Exercise task: All of the material below is to be repeated exactly.

** START **

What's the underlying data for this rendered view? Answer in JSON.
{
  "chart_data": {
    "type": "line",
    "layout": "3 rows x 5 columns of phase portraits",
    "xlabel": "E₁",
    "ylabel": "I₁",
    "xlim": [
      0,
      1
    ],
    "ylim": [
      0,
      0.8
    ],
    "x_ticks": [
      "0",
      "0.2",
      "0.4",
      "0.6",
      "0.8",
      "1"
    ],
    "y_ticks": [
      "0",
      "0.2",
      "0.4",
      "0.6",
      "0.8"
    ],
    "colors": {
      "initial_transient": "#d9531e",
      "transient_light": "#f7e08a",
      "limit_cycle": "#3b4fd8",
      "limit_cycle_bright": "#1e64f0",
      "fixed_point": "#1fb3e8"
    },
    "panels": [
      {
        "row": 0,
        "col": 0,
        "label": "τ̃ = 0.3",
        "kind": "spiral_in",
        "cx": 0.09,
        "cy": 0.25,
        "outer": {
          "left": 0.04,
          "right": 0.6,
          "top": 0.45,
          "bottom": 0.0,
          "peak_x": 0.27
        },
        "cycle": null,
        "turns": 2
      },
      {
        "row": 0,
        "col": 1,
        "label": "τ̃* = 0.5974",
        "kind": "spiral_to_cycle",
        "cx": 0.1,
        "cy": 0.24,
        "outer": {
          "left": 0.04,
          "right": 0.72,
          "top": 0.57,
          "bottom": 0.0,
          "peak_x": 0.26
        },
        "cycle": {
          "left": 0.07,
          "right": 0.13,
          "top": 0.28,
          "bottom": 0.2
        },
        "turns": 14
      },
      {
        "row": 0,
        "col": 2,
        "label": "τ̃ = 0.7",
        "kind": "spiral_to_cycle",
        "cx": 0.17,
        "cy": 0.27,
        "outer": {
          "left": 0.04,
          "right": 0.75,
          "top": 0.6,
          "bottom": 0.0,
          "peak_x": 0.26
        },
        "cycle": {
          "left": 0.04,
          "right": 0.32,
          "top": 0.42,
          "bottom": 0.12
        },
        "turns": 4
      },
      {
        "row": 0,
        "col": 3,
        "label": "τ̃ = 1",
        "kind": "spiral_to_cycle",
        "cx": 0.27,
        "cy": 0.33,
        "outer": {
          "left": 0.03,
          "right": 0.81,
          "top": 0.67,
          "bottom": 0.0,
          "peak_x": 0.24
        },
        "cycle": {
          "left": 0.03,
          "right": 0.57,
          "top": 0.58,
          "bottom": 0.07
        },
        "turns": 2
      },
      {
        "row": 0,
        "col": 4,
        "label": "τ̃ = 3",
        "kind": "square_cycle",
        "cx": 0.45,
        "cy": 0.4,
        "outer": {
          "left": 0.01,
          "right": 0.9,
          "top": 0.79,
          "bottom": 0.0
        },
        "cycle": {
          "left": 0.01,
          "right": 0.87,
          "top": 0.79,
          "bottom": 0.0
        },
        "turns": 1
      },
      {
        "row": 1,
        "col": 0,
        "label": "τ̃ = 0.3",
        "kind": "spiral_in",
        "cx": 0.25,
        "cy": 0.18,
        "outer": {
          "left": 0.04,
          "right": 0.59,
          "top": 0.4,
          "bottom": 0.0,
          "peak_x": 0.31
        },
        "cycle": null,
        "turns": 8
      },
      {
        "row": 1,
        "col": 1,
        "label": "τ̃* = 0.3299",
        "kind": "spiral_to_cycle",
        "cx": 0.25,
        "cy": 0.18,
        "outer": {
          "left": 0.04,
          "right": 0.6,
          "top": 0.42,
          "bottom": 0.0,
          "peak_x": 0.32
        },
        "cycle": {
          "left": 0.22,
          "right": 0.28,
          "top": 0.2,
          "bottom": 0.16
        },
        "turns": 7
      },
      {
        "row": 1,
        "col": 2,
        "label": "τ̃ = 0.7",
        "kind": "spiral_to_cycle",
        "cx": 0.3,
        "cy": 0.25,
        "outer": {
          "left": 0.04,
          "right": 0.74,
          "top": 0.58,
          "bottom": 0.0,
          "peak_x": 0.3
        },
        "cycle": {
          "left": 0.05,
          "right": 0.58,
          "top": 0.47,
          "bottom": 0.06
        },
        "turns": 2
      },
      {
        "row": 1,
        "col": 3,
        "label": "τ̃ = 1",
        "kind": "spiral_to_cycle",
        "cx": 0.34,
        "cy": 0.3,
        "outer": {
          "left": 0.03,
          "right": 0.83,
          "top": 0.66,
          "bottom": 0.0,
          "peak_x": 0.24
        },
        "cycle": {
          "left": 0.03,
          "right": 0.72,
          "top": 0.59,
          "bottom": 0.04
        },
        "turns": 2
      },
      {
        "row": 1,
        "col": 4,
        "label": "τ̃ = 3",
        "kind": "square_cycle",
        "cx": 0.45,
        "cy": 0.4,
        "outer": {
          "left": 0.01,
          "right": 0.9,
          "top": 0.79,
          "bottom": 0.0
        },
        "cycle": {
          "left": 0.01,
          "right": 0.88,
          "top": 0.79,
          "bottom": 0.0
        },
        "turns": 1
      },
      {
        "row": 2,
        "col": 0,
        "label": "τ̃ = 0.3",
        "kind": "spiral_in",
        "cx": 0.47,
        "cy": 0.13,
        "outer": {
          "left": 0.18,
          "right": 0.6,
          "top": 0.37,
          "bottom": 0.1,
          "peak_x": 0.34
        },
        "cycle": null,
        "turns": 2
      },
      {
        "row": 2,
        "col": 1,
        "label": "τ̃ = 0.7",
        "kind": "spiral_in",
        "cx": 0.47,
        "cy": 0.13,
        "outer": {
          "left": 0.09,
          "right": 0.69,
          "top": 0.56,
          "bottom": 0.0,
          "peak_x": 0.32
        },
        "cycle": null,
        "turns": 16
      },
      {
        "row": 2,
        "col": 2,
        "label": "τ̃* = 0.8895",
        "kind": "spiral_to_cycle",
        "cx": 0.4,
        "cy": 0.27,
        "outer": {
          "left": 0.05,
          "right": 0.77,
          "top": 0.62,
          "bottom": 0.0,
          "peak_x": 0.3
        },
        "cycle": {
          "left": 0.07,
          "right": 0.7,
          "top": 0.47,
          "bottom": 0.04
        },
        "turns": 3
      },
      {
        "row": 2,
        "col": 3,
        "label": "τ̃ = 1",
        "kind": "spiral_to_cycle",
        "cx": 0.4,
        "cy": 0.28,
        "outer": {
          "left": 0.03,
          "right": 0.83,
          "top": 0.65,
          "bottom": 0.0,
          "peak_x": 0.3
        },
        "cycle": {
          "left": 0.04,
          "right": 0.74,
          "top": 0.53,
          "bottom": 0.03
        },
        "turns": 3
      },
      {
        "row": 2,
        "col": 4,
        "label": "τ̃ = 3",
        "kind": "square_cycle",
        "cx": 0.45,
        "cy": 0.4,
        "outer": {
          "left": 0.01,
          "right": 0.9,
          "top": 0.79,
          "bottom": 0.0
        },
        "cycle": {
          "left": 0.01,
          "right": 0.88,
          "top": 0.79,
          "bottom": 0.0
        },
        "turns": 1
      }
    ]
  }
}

** END **

Worked solution:
What's the underlying data for this rendered view? Answer in JSON.
{
  "chart_data": {
    "type": "line",
    "layout": "3 rows x 5 columns of phase portraits",
    "xlabel": "E₁",
    "ylabel": "I₁",
    "xlim": [
      0,
      1
    ],
    "ylim": [
      0,
      0.8
    ],
    "x_ticks": [
      "0",
      "0.2",
      "0.4",
      "0.6",
      "0.8",
      "1"
    ],
    "y_ticks": [
      "0",
      "0.2",
      "0.4",
      "0.6",
      "0.8"
    ],
    "colors": {
      "initial_transient": "#d9531e",
      "transient_light": "#f7e08a",
      "limit_cycle": "#3b4fd8",
      "limit_cycle_bright": "#1e64f0",
      "fixed_point": "#1fb3e8"
    },
    "panels": [
      {
        "row": 0,
        "col": 0,
        "label": "τ̃ = 0.3",
        "kind": "spiral_in",
        "cx": 0.09,
        "cy": 0.25,
        "outer": {
          "left": 0.04,
          "right": 0.6,
          "top": 0.45,
          "bottom": 0.0,
          "peak_x": 0.27
        },
        "cycle": null,
        "turns": 2
      },
      {
        "row": 0,
        "col": 1,
        "label": "τ̃* = 0.5974",
        "kind": "spiral_to_cycle",
        "cx": 0.1,
        "cy": 0.24,
        "outer": {
          "left": 0.04,
          "right": 0.72,
          "top": 0.57,
          "bottom": 0.0,
          "peak_x": 0.26
        },
        "cycle": {
          "left": 0.07,
          "right": 0.13,
          "top": 0.28,
          "bottom": 0.2
        },
        "turns": 14
      },
      {
        "row": 0,
        "col": 2,
        "label": "τ̃ = 0.7",
        "kind": "spiral_to_cycle",
        "cx": 0.17,
        "cy": 0.27,
        "outer": {
          "left": 0.04,
          "right": 0.75,
          "top": 0.6,
          "bottom": 0.0,
          "peak_x": 0.26
        },
        "cycle": {
          "left": 0.04,
          "right": 0.32,
          "top": 0.42,
          "bottom": 0.12
        },
        "turns": 4
      },
      {
        "row": 0,
        "col": 3,
        "label": "τ̃ = 1",
        "kind": "spiral_to_cycle",
        "cx": 0.27,
        "cy": 0.33,
        "outer": {
          "left": 0.03,
          "right": 0.81,
          "top": 0.67,
          "bottom": 0.0,
          "peak_x": 0.24
        },
        "cycle": {
          "left": 0.03,
          "right": 0.57,
          "top": 0.58,
          "bottom": 0.07
        },
        "turns": 2
      },
      {
        "row": 0,
        "col": 4,
        "label": "τ̃ = 3",
        "kind": "square_cycle",
        "cx": 0.45,
        "cy": 0.4,
        "outer": {
          "left": 0.01,
          "right": 0.9,
          "top": 0.79,
          "bottom": 0.0
        },
        "cycle": {
          "left": 0.01,
          "right": 0.87,
          "top": 0.79,
          "bottom": 0.0
        },
        "turns": 1
      },
      {
        "row": 1,
        "col": 0,
        "label": "τ̃ = 0.3",
        "kind": "spiral_in",
        "cx": 0.25,
        "cy": 0.18,
        "outer": {
          "left": 0.04,
          "right": 0.59,
          "top": 0.4,
          "bottom": 0.0,
          "peak_x": 0.31
        },
        "cycle": null,
        "turns": 8
      },
      {
        "row": 1,
        "col": 1,
        "label": "τ̃* = 0.3299",
        "kind": "spiral_to_cycle",
        "cx": 0.25,
        "cy": 0.18,
        "outer": {
          "left": 0.04,
          "right": 0.6,
          "top": 0.42,
          "bottom": 0.0,
          "peak_x": 0.32
        },
        "cycle": {
          "left": 0.22,
          "right": 0.28,
          "top": 0.2,
          "bottom": 0.16
        },
        "turns": 7
      },
      {
        "row": 1,
        "col": 2,
        "label": "τ̃ = 0.7",
        "kind": "spiral_to_cycle",
        "cx": 0.3,
        "cy": 0.25,
        "outer": {
          "left": 0.04,
          "right": 0.74,
          "top": 0.58,
          "bottom": 0.0,
          "peak_x": 0.3
        },
        "cycle": {
          "left": 0.05,
          "right": 0.58,
          "top": 0.47,
          "bottom": 0.06
        },
        "turns": 2
      },
      {
        "row": 1,
        "col": 3,
        "label": "τ̃ = 1",
        "kind": "spiral_to_cycle",
        "cx": 0.34,
        "cy": 0.3,
        "outer": {
          "left": 0.03,
          "right": 0.83,
          "top": 0.66,
          "bottom": 0.0,
          "peak_x": 0.24
        },
        "cycle": {
          "left": 0.03,
          "right": 0.72,
          "top": 0.59,
          "bottom": 0.04
        },
        "turns": 2
      },
      {
        "row": 1,
        "col": 4,
        "label": "τ̃ = 3",
        "kind": "square_cycle",
        "cx": 0.45,
        "cy": 0.4,
        "outer": {
          "left": 0.01,
          "right": 0.9,
          "top": 0.79,
          "bottom": 0.0
        },
        "cycle": {
          "left": 0.01,
          "right": 0.88,
          "top": 0.79,
          "bottom": 0.0
        },
        "turns": 1
      },
      {
        "row": 2,
        "col": 0,
        "label": "τ̃ = 0.3",
        "kind": "spiral_in",
        "cx": 0.47,
        "cy": 0.13,
        "outer": {
          "left": 0.18,
          "right": 0.6,
          "top": 0.37,
          "bottom": 0.1,
          "peak_x": 0.34
        },
        "cycle": null,
        "turns": 2
      },
      {
        "row": 2,
        "col": 1,
        "label": "τ̃ = 0.7",
        "kind": "spiral_in",
        "cx": 0.47,
        "cy": 0.13,
        "outer": {
          "left": 0.09,
          "right": 0.69,
          "top": 0.56,
          "bottom": 0.0,
          "peak_x": 0.32
        },
        "cycle": null,
        "turns": 16
      },
      {
        "row": 2,
        "col": 2,
        "label": "τ̃* = 0.8895",
        "kind": "spiral_to_cycle",
        "cx": 0.4,
        "cy": 0.27,
        "outer": {
          "left": 0.05,
          "right": 0.77,
          "top": 0.62,
          "bottom": 0.0,
          "peak_x": 0.3
        },
        "cycle": {
          "left": 0.07,
          "right": 0.7,
          "top": 0.47,
          "bottom": 0.04
        },
        "turns": 3
      },
      {
        "row": 2,
        "col": 3,
        "label": "τ̃ = 1",
        "kind": "spiral_to_cycle",
        "cx": 0.4,
        "cy": 0.28,
        "outer": {
          "left": 0.03,
          "right": 0.83,
          "top": 0.65,
          "bottom": 0.0,
          "peak_x": 0.3
        },
        "cycle": {
          "left": 0.04,
          "right": 0.74,
          "top": 0.53,
          "bottom": 0.03
        },
        "turns": 3
      },
      {
        "row": 2,
        "col": 4,
        "label": "τ̃ = 3",
        "kind": "square_cycle",
        "cx": 0.45,
        "cy": 0.4,
        "outer": {
          "left": 0.01,
          "right": 0.9,
          "top": 0.79,
          "bottom": 0.0
        },
        "cycle": {
          "left": 0.01,
          "right": 0.88,
          "top": 0.79,
          "bottom": 0.0
        },
        "turns": 1
      }
    ]
  }
}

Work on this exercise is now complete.